# WHAT NEEDS TO BE DONE:
Extract, from the listing that follows, each line containing the word "水利部珠江水利委员会".

# MATERIAL FOR THIS EXERCISE:

* Start *

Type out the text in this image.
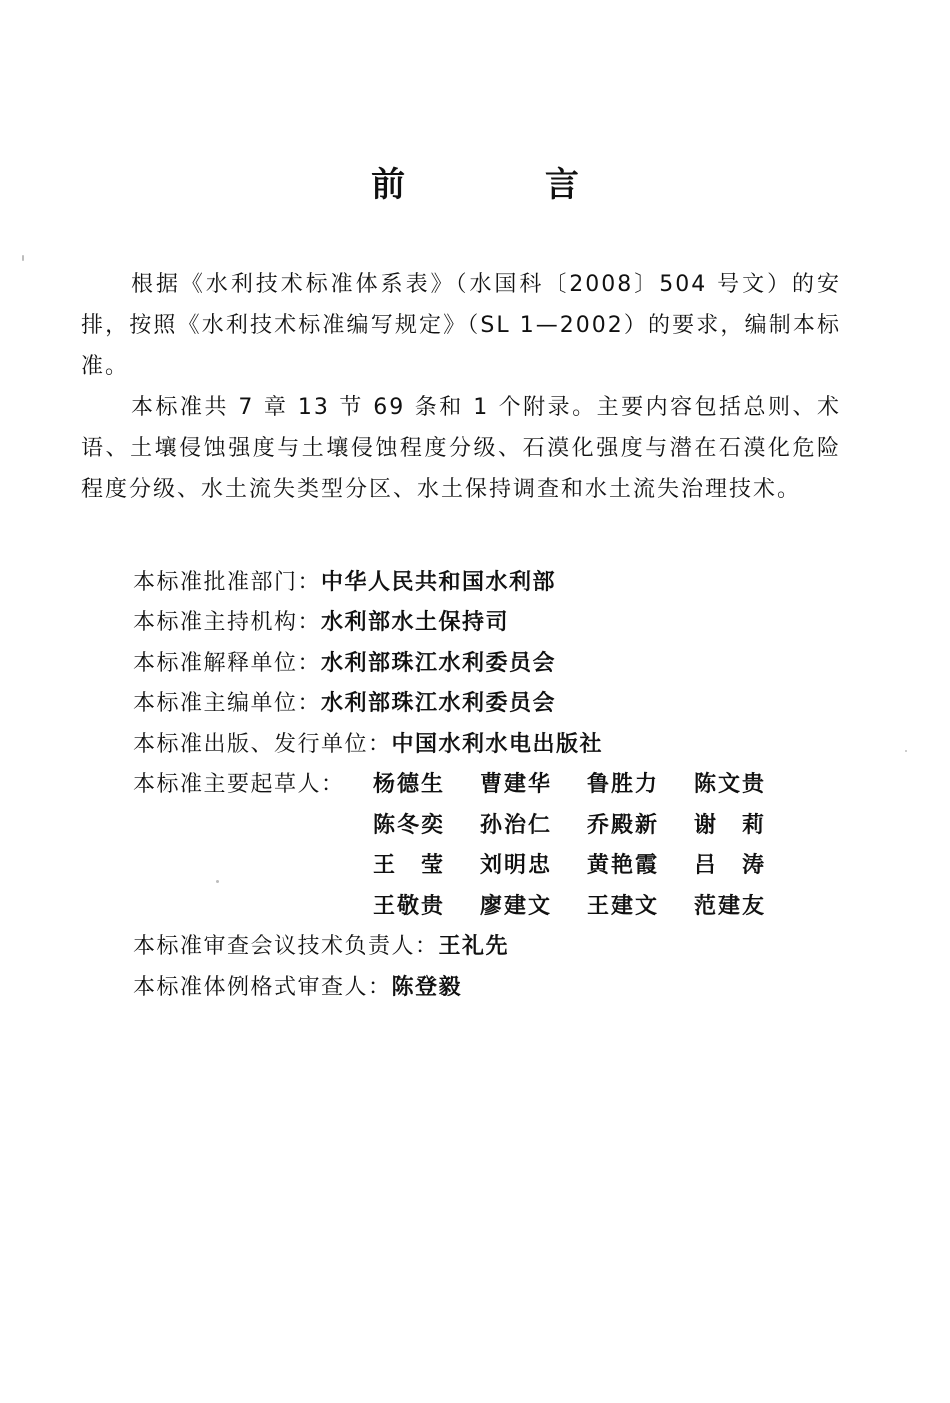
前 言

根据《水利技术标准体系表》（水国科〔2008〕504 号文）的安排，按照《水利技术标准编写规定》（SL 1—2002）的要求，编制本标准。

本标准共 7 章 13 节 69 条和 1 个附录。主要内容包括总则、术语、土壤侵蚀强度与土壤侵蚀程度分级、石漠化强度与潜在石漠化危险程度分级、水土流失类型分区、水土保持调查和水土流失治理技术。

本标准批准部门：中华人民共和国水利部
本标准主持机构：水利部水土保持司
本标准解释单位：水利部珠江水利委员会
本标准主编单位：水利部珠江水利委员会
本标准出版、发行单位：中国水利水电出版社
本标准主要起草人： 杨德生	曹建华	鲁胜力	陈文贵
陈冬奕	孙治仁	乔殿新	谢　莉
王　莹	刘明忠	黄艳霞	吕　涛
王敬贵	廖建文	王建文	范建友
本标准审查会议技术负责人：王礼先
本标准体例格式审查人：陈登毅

* End *

# TASK RESPONSE:
本标准解释单位：水利部珠江水利委员会
本标准主编单位：水利部珠江水利委员会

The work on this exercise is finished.